• Exercise input:

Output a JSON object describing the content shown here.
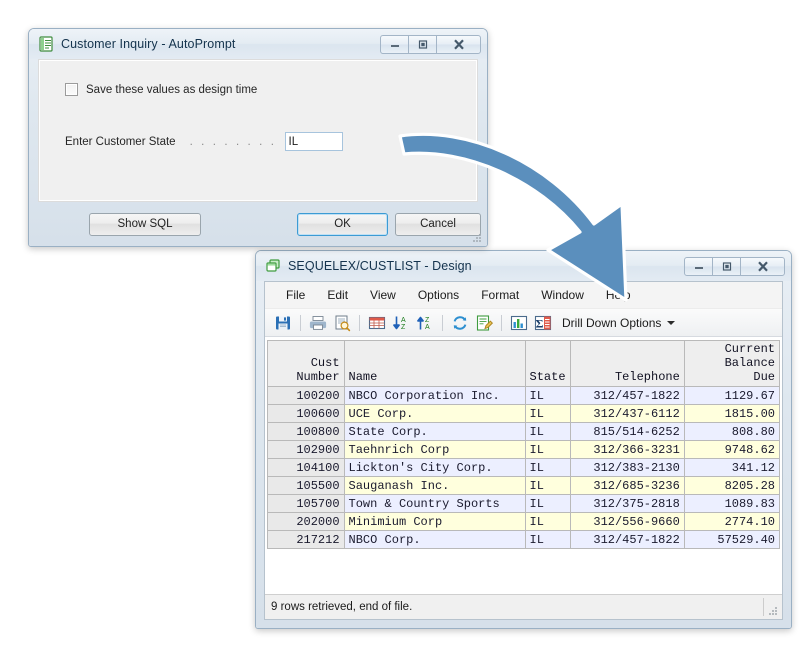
{
  "dialog": {
    "title": "Customer Inquiry - AutoPrompt",
    "icon": "green-list-document-icon",
    "window_buttons": {
      "minimize": "minimize-icon",
      "restore": "restore-icon",
      "close": "close-icon"
    },
    "checkbox": {
      "label": "Save these values as design time",
      "checked": false
    },
    "field": {
      "label": "Enter Customer State",
      "leader": ". . . . . . . .",
      "value": "IL",
      "placeholder": ""
    },
    "buttons": {
      "show_sql": "Show SQL",
      "ok": "OK",
      "cancel": "Cancel"
    }
  },
  "design_window": {
    "title": "SEQUELEX/CUSTLIST - Design",
    "icon": "green-windows-cascade-icon",
    "window_buttons": {
      "minimize": "minimize-icon",
      "restore": "restore-icon",
      "close": "close-icon"
    },
    "menu": [
      "File",
      "Edit",
      "View",
      "Options",
      "Format",
      "Window",
      "Help"
    ],
    "toolbar": {
      "icons": [
        "save-icon",
        "print-icon",
        "print-preview-icon",
        "grid-icon",
        "sort-ascending-icon",
        "sort-descending-icon",
        "refresh-icon",
        "edit-note-icon",
        "chart-icon",
        "sum-icon"
      ],
      "drill_down_label": "Drill Down Options",
      "drill_down_caret": "chevron-down-icon"
    },
    "status": "9 rows retrieved, end of file."
  },
  "table_data": {
    "type": "table",
    "columns": [
      {
        "header": [
          "Cust",
          "Number"
        ],
        "align": "right",
        "key": "cust_number"
      },
      {
        "header": [
          "",
          "Name"
        ],
        "align": "left",
        "key": "name"
      },
      {
        "header": [
          "",
          "State"
        ],
        "align": "left",
        "key": "state"
      },
      {
        "header": [
          "",
          "Telephone"
        ],
        "align": "right",
        "key": "telephone"
      },
      {
        "header": [
          "Current",
          "Balance",
          "Due"
        ],
        "align": "right",
        "key": "balance"
      }
    ],
    "rows": [
      {
        "cust_number": "100200",
        "name": "NBCO Corporation Inc.",
        "state": "IL",
        "telephone": "312/457-1822",
        "balance": "1129.67"
      },
      {
        "cust_number": "100600",
        "name": "UCE Corp.",
        "state": "IL",
        "telephone": "312/437-6112",
        "balance": "1815.00"
      },
      {
        "cust_number": "100800",
        "name": "State Corp.",
        "state": "IL",
        "telephone": "815/514-6252",
        "balance": "808.80"
      },
      {
        "cust_number": "102900",
        "name": "Taehnrich Corp",
        "state": "IL",
        "telephone": "312/366-3231",
        "balance": "9748.62"
      },
      {
        "cust_number": "104100",
        "name": "Lickton's City Corp.",
        "state": "IL",
        "telephone": "312/383-2130",
        "balance": "341.12"
      },
      {
        "cust_number": "105500",
        "name": "Sauganash Inc.",
        "state": "IL",
        "telephone": "312/685-3236",
        "balance": "8205.28"
      },
      {
        "cust_number": "105700",
        "name": "Town & Country Sports",
        "state": "IL",
        "telephone": "312/375-2818",
        "balance": "1089.83"
      },
      {
        "cust_number": "202000",
        "name": "Minimium Corp",
        "state": "IL",
        "telephone": "312/556-9660",
        "balance": "2774.10"
      },
      {
        "cust_number": "217212",
        "name": "NBCO Corp.",
        "state": "IL",
        "telephone": "312/457-1822",
        "balance": "57529.40"
      }
    ]
  },
  "annotation": {
    "arrow": "curved-arrow-icon",
    "arrow_color": "#5b8fbd"
  }
}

• Problem description: Every record above should be written out again exactly; the pictures stay out of the copy.

• Full output:
Output a JSON object describing the content shown here.
{
  "dialog": {
    "title": "Customer Inquiry - AutoPrompt",
    "icon": "green-list-document-icon",
    "window_buttons": {
      "minimize": "minimize-icon",
      "restore": "restore-icon",
      "close": "close-icon"
    },
    "checkbox": {
      "label": "Save these values as design time",
      "checked": false
    },
    "field": {
      "label": "Enter Customer State",
      "leader": ". . . . . . . .",
      "value": "IL",
      "placeholder": ""
    },
    "buttons": {
      "show_sql": "Show SQL",
      "ok": "OK",
      "cancel": "Cancel"
    }
  },
  "design_window": {
    "title": "SEQUELEX/CUSTLIST - Design",
    "icon": "green-windows-cascade-icon",
    "window_buttons": {
      "minimize": "minimize-icon",
      "restore": "restore-icon",
      "close": "close-icon"
    },
    "menu": [
      "File",
      "Edit",
      "View",
      "Options",
      "Format",
      "Window",
      "Help"
    ],
    "toolbar": {
      "icons": [
        "save-icon",
        "print-icon",
        "print-preview-icon",
        "grid-icon",
        "sort-ascending-icon",
        "sort-descending-icon",
        "refresh-icon",
        "edit-note-icon",
        "chart-icon",
        "sum-icon"
      ],
      "drill_down_label": "Drill Down Options",
      "drill_down_caret": "chevron-down-icon"
    },
    "status": "9 rows retrieved, end of file."
  },
  "table_data": {
    "type": "table",
    "columns": [
      {
        "header": [
          "Cust",
          "Number"
        ],
        "align": "right",
        "key": "cust_number"
      },
      {
        "header": [
          "",
          "Name"
        ],
        "align": "left",
        "key": "name"
      },
      {
        "header": [
          "",
          "State"
        ],
        "align": "left",
        "key": "state"
      },
      {
        "header": [
          "",
          "Telephone"
        ],
        "align": "right",
        "key": "telephone"
      },
      {
        "header": [
          "Current",
          "Balance",
          "Due"
        ],
        "align": "right",
        "key": "balance"
      }
    ],
    "rows": [
      {
        "cust_number": "100200",
        "name": "NBCO Corporation Inc.",
        "state": "IL",
        "telephone": "312/457-1822",
        "balance": "1129.67"
      },
      {
        "cust_number": "100600",
        "name": "UCE Corp.",
        "state": "IL",
        "telephone": "312/437-6112",
        "balance": "1815.00"
      },
      {
        "cust_number": "100800",
        "name": "State Corp.",
        "state": "IL",
        "telephone": "815/514-6252",
        "balance": "808.80"
      },
      {
        "cust_number": "102900",
        "name": "Taehnrich Corp",
        "state": "IL",
        "telephone": "312/366-3231",
        "balance": "9748.62"
      },
      {
        "cust_number": "104100",
        "name": "Lickton's City Corp.",
        "state": "IL",
        "telephone": "312/383-2130",
        "balance": "341.12"
      },
      {
        "cust_number": "105500",
        "name": "Sauganash Inc.",
        "state": "IL",
        "telephone": "312/685-3236",
        "balance": "8205.28"
      },
      {
        "cust_number": "105700",
        "name": "Town & Country Sports",
        "state": "IL",
        "telephone": "312/375-2818",
        "balance": "1089.83"
      },
      {
        "cust_number": "202000",
        "name": "Minimium Corp",
        "state": "IL",
        "telephone": "312/556-9660",
        "balance": "2774.10"
      },
      {
        "cust_number": "217212",
        "name": "NBCO Corp.",
        "state": "IL",
        "telephone": "312/457-1822",
        "balance": "57529.40"
      }
    ]
  },
  "annotation": {
    "arrow": "curved-arrow-icon",
    "arrow_color": "#5b8fbd"
  }
}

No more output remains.